- **Instructions to follow**
Find the lines holding "potrebbe" and copy them.

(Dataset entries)

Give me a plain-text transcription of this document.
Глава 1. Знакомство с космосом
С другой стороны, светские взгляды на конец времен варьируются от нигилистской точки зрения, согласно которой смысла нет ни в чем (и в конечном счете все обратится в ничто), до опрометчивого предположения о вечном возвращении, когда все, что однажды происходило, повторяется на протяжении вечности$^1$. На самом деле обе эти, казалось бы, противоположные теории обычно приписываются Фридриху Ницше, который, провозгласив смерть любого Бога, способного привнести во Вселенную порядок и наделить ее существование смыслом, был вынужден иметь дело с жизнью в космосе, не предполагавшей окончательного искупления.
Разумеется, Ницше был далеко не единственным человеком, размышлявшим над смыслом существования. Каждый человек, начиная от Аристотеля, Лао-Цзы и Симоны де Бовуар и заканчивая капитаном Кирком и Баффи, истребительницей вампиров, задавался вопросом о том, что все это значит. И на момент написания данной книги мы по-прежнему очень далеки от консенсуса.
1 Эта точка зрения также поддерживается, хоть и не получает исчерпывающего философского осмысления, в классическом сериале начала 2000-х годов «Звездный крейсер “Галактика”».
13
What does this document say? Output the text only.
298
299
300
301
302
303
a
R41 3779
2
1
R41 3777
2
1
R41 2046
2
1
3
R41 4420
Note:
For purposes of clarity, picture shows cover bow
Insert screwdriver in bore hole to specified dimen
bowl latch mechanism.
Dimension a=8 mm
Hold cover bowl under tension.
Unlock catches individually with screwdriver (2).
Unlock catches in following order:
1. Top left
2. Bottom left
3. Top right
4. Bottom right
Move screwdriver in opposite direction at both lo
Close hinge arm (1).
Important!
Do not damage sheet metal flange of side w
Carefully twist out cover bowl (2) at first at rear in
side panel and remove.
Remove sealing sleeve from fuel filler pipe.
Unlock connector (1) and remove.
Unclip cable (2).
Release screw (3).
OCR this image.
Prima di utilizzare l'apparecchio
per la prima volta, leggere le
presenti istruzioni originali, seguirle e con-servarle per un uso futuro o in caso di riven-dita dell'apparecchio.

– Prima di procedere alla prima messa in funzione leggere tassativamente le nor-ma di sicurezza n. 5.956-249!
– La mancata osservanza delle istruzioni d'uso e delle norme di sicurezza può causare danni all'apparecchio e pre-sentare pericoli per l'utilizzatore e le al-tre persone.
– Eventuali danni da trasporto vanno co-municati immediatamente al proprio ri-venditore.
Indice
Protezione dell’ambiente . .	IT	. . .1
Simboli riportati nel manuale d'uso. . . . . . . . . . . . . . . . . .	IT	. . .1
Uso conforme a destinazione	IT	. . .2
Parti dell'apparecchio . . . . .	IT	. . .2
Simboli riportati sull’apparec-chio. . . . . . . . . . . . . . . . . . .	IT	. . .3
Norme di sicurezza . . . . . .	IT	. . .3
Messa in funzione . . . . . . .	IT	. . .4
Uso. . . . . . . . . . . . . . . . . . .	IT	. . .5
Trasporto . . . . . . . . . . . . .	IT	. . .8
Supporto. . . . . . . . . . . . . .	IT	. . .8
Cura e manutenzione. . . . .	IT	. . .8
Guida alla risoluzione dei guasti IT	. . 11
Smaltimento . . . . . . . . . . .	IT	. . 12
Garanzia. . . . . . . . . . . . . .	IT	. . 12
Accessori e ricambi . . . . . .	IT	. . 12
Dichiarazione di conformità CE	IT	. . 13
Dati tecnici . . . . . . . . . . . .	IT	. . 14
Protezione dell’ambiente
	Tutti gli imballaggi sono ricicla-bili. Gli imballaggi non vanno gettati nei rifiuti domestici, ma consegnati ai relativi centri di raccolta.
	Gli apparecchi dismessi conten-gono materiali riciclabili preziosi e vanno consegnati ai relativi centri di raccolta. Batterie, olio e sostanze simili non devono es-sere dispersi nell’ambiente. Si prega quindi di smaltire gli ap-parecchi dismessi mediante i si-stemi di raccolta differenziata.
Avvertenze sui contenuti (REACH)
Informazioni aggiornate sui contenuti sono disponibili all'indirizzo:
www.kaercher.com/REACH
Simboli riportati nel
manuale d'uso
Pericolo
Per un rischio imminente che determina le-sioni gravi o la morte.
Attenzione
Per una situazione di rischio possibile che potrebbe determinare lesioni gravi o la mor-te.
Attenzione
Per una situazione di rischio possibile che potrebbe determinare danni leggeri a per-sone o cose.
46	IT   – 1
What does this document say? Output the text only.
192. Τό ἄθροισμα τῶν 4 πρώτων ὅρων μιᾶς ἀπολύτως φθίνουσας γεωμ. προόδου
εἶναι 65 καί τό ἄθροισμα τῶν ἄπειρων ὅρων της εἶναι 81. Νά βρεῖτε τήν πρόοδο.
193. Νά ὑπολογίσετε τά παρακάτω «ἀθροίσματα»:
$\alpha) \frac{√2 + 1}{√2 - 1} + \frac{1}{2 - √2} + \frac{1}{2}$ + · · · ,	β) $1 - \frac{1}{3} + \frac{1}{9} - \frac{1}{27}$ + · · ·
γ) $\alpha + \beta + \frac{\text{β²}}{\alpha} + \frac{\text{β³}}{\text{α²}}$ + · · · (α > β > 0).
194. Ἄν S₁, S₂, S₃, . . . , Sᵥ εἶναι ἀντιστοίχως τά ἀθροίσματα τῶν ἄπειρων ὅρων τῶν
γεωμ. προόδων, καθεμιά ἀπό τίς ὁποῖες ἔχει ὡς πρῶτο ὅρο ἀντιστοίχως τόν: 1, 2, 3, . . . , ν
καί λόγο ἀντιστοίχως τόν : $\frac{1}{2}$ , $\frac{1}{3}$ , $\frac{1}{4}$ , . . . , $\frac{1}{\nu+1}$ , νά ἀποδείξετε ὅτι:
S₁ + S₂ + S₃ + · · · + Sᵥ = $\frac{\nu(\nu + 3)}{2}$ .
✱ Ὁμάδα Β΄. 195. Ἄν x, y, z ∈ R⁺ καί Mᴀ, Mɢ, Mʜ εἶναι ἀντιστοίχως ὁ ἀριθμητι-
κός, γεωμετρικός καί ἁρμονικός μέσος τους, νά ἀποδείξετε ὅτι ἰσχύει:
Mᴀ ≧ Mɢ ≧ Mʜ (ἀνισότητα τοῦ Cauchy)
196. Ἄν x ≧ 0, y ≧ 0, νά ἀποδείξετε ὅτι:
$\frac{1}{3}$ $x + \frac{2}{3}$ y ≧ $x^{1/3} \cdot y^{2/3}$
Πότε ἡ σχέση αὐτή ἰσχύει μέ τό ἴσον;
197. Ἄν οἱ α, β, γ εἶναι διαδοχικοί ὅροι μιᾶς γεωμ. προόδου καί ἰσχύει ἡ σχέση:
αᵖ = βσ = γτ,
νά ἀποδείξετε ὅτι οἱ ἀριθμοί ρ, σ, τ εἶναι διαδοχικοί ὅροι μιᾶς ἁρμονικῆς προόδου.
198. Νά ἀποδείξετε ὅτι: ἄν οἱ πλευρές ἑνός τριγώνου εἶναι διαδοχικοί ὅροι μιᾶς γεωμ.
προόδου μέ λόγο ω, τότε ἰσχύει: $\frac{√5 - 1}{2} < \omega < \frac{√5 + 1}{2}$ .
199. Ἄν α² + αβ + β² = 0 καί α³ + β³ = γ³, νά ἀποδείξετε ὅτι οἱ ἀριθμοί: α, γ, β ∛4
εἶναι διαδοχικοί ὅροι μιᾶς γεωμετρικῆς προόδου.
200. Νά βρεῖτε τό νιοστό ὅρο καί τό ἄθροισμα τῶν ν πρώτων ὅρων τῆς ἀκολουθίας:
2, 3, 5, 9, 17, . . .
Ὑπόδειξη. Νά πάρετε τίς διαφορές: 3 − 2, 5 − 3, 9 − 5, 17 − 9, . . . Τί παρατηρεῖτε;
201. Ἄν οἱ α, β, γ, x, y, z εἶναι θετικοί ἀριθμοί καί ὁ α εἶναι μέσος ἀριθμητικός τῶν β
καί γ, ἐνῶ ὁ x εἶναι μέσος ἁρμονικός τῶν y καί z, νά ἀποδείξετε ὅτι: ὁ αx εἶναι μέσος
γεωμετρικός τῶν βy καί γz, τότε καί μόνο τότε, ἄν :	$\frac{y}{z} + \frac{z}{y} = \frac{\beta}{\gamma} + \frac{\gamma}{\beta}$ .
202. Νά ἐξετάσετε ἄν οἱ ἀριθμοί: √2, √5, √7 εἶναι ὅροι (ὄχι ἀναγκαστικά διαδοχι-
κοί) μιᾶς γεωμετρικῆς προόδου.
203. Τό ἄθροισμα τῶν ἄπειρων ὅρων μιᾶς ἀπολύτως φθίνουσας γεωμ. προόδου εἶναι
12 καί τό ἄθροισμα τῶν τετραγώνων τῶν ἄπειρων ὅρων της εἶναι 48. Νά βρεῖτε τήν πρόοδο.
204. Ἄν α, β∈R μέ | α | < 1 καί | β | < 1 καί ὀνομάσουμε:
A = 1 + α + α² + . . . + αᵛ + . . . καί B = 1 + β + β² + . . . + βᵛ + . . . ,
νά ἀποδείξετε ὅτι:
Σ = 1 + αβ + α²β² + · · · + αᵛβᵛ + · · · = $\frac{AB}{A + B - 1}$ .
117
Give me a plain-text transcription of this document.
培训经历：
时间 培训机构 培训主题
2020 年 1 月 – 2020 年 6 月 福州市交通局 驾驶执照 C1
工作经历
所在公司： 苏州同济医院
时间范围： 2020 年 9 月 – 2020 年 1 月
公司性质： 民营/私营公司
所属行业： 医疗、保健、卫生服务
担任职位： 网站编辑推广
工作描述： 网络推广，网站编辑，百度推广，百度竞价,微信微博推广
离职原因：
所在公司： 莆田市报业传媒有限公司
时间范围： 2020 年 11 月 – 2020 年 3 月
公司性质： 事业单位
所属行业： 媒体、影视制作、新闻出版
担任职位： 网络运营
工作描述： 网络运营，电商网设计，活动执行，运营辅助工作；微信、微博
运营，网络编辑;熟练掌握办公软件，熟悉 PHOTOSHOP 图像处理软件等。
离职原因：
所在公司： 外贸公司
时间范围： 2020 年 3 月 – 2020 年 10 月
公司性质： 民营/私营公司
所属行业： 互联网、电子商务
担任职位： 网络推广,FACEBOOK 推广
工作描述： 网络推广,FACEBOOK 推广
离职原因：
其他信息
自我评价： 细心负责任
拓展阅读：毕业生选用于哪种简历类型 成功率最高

- **Right answer**
Per una situazione di rischio possibile che potrebbe determinare lesioni gravi o la mor-te.
Per una situazione di rischio possibile che potrebbe determinare danni leggeri a per-sone o cose.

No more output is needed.